**Do this**
Find the lines that hold the word "JSON" and return them.

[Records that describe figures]
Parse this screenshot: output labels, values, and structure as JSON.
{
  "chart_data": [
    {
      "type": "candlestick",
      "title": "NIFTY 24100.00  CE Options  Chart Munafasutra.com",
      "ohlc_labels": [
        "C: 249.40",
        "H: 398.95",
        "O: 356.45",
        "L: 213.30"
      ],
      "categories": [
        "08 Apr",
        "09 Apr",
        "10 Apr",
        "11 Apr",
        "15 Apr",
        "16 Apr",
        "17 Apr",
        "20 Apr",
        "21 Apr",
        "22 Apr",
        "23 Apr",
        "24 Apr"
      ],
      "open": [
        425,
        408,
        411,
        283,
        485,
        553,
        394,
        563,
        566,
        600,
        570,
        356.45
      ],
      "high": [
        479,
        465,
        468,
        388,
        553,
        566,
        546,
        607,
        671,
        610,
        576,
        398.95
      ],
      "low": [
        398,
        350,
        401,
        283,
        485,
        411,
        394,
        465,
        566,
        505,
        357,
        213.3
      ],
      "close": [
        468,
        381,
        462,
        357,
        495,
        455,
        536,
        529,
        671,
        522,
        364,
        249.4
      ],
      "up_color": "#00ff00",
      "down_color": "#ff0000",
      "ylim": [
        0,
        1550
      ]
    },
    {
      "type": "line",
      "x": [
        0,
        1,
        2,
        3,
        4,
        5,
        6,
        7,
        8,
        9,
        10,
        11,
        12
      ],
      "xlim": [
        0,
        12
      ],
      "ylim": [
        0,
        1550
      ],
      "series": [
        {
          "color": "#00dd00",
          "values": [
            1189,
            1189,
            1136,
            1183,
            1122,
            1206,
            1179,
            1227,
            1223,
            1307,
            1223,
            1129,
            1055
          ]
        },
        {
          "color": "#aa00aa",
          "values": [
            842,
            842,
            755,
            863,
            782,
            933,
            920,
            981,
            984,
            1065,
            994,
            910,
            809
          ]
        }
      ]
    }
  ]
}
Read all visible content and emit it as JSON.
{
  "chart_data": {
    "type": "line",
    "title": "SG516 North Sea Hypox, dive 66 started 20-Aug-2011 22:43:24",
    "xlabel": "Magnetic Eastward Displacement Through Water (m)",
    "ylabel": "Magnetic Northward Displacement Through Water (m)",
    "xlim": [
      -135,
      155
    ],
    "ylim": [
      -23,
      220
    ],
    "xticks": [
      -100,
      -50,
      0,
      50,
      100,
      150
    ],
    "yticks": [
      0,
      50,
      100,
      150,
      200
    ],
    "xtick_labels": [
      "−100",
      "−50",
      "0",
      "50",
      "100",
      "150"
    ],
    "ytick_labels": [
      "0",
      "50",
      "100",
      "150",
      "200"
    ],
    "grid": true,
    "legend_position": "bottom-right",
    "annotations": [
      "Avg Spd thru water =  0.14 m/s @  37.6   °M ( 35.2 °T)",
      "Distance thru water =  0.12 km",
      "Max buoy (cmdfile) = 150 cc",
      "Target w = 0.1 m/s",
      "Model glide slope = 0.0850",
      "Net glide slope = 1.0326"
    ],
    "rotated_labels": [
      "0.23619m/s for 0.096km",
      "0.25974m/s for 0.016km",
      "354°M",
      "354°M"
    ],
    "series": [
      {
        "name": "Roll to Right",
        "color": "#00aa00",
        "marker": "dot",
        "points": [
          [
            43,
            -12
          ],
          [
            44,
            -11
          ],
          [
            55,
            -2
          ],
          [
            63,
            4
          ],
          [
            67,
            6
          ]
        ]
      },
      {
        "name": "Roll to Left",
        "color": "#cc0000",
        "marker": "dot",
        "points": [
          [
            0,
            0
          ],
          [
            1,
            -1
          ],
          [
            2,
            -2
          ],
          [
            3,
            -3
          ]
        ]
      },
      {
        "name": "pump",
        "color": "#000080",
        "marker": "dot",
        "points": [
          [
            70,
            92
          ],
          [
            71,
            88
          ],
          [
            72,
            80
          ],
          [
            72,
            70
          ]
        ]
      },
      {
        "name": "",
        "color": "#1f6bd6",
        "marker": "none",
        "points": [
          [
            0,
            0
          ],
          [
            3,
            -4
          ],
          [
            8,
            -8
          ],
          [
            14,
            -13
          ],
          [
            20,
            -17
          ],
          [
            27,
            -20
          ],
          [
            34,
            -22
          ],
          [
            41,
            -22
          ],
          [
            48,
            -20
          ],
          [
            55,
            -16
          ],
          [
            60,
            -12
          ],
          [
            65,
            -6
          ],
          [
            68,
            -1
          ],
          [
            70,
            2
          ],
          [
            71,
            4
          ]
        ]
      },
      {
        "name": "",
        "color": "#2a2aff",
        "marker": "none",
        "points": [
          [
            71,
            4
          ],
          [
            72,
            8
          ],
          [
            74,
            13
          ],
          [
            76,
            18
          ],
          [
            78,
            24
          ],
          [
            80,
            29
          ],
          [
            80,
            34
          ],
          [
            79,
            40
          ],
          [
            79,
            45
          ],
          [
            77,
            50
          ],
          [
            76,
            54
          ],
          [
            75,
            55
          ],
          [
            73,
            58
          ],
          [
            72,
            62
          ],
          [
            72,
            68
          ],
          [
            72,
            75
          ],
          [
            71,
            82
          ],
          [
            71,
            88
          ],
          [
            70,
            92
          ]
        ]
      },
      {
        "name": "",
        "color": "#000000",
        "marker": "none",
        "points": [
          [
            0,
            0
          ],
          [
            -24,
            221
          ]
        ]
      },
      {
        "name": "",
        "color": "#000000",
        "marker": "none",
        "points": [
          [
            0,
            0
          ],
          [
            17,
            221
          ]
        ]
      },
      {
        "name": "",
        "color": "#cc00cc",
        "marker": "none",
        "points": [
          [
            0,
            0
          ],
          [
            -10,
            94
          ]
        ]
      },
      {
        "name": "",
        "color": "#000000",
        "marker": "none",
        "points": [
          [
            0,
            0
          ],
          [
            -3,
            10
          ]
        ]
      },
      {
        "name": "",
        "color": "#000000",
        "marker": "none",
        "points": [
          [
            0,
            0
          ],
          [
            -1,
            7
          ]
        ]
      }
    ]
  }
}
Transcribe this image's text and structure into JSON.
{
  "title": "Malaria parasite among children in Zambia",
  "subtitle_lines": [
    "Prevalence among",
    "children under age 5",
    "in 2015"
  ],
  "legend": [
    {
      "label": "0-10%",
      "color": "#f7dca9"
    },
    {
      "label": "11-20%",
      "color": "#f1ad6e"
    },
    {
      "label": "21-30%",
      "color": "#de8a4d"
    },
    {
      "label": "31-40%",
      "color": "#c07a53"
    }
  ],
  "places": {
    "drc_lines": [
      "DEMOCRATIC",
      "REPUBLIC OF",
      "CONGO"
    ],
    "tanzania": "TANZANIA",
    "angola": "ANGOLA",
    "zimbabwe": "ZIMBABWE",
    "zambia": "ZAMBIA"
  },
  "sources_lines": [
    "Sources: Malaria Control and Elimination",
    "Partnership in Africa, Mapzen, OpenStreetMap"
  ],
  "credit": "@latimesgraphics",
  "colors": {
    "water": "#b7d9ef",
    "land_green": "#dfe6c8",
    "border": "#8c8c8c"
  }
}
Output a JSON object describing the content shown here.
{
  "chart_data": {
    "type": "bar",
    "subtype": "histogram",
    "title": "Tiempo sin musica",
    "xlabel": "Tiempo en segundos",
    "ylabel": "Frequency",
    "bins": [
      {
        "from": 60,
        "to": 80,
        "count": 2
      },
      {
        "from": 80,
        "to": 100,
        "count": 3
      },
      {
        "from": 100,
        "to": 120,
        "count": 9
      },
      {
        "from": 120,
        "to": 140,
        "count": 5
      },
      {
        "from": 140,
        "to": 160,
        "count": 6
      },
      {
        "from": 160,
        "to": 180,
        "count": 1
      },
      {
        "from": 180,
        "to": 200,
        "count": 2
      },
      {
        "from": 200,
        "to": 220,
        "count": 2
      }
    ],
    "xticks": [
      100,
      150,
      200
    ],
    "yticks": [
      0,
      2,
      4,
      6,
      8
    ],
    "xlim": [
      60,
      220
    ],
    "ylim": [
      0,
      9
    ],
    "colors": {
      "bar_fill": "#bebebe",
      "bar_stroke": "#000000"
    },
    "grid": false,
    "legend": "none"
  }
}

**Result**
Parse this screenshot: output labels, values, and structure as JSON.
Read all visible content and emit it as JSON.
Transcribe this image's text and structure into JSON.
Output a JSON object describing the content shown here.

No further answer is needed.